- TASK DIRECTIONS -
Exactly repeat all the records below, omitting the images they hold.

Stored items from a collection
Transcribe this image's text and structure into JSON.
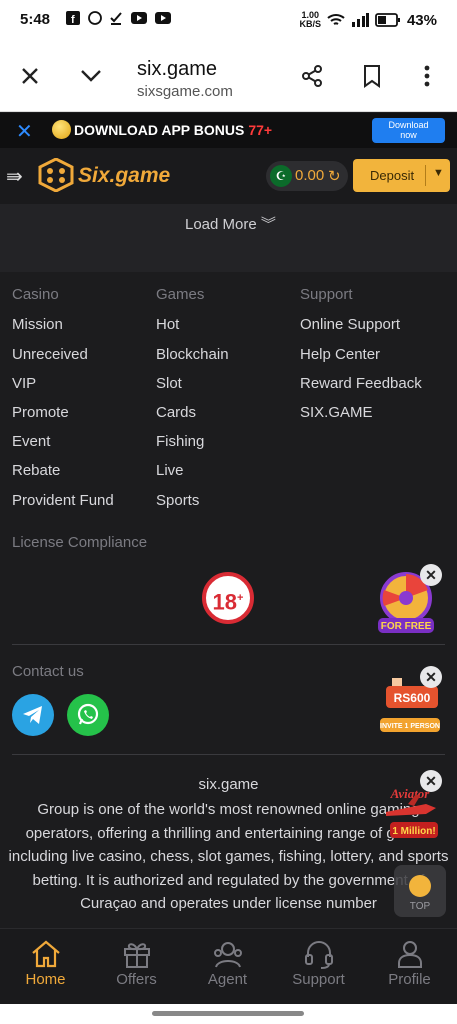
{
  "statusbar": {
    "time": "5:48",
    "net_speed_top": "1.00",
    "net_speed_bottom": "KB/S",
    "battery": "43%"
  },
  "browser": {
    "domain": "six.game",
    "subdomain": "sixsgame.com"
  },
  "promo": {
    "text": "DOWNLOAD APP BONUS",
    "bonus": "77+",
    "button_line1": "Download",
    "button_line2": "now"
  },
  "header": {
    "brand": "Six.game",
    "balance": "0.00",
    "deposit_label": "Deposit"
  },
  "load_more": "Load More",
  "footer": {
    "columns": [
      {
        "title": "Casino",
        "items": [
          "Mission",
          "Unreceived",
          "VIP",
          "Promote",
          "Event",
          "Rebate",
          "Provident Fund"
        ]
      },
      {
        "title": "Games",
        "items": [
          "Hot",
          "Blockchain",
          "Slot",
          "Cards",
          "Fishing",
          "Live",
          "Sports"
        ]
      },
      {
        "title": "Support",
        "items": [
          "Online Support",
          "Help Center",
          "Reward Feedback",
          "SIX.GAME"
        ]
      }
    ],
    "license_title": "License Compliance",
    "age_badge": "18",
    "age_plus": "+",
    "contact_title": "Contact us",
    "about_title": "six.game",
    "about_body": "Group is one of the world's most renowned online gaming operators, offering a thrilling and entertaining range of games including live casino, chess, slot games, fishing, lottery, and sports betting. It is authorized and regulated by the government of Curaçao and operates under license number"
  },
  "floating": {
    "wheel_label": "FOR FREE",
    "invite_amount": "RS600",
    "invite_label": "INVITE 1 PERSON",
    "aviator_label": "Aviator",
    "aviator_sub": "1 Million!",
    "top_label": "TOP"
  },
  "bottom_nav": [
    {
      "label": "Home",
      "active": true
    },
    {
      "label": "Offers",
      "active": false
    },
    {
      "label": "Agent",
      "active": false
    },
    {
      "label": "Support",
      "active": false
    },
    {
      "label": "Profile",
      "active": false
    }
  ],
  "colors": {
    "accent": "#f0a93a",
    "background": "#1c1c1e",
    "promo_button": "#1f7ef0",
    "bonus_red": "#ff3b3b"
  }
}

- WRITTEN REPLY -
Transcribe this image's text and structure into JSON.
{
  "statusbar": {
    "time": "5:48",
    "net_speed_top": "1.00",
    "net_speed_bottom": "KB/S",
    "battery": "43%"
  },
  "browser": {
    "domain": "six.game",
    "subdomain": "sixsgame.com"
  },
  "promo": {
    "text": "DOWNLOAD APP BONUS",
    "bonus": "77+",
    "button_line1": "Download",
    "button_line2": "now"
  },
  "header": {
    "brand": "Six.game",
    "balance": "0.00",
    "deposit_label": "Deposit"
  },
  "load_more": "Load More",
  "footer": {
    "columns": [
      {
        "title": "Casino",
        "items": [
          "Mission",
          "Unreceived",
          "VIP",
          "Promote",
          "Event",
          "Rebate",
          "Provident Fund"
        ]
      },
      {
        "title": "Games",
        "items": [
          "Hot",
          "Blockchain",
          "Slot",
          "Cards",
          "Fishing",
          "Live",
          "Sports"
        ]
      },
      {
        "title": "Support",
        "items": [
          "Online Support",
          "Help Center",
          "Reward Feedback",
          "SIX.GAME"
        ]
      }
    ],
    "license_title": "License Compliance",
    "age_badge": "18",
    "age_plus": "+",
    "contact_title": "Contact us",
    "about_title": "six.game",
    "about_body": "Group is one of the world's most renowned online gaming operators, offering a thrilling and entertaining range of games including live casino, chess, slot games, fishing, lottery, and sports betting. It is authorized and regulated by the government of Curaçao and operates under license number"
  },
  "floating": {
    "wheel_label": "FOR FREE",
    "invite_amount": "RS600",
    "invite_label": "INVITE 1 PERSON",
    "aviator_label": "Aviator",
    "aviator_sub": "1 Million!",
    "top_label": "TOP"
  },
  "bottom_nav": [
    {
      "label": "Home",
      "active": true
    },
    {
      "label": "Offers",
      "active": false
    },
    {
      "label": "Agent",
      "active": false
    },
    {
      "label": "Support",
      "active": false
    },
    {
      "label": "Profile",
      "active": false
    }
  ],
  "colors": {
    "accent": "#f0a93a",
    "background": "#1c1c1e",
    "promo_button": "#1f7ef0",
    "bonus_red": "#ff3b3b"
  }
}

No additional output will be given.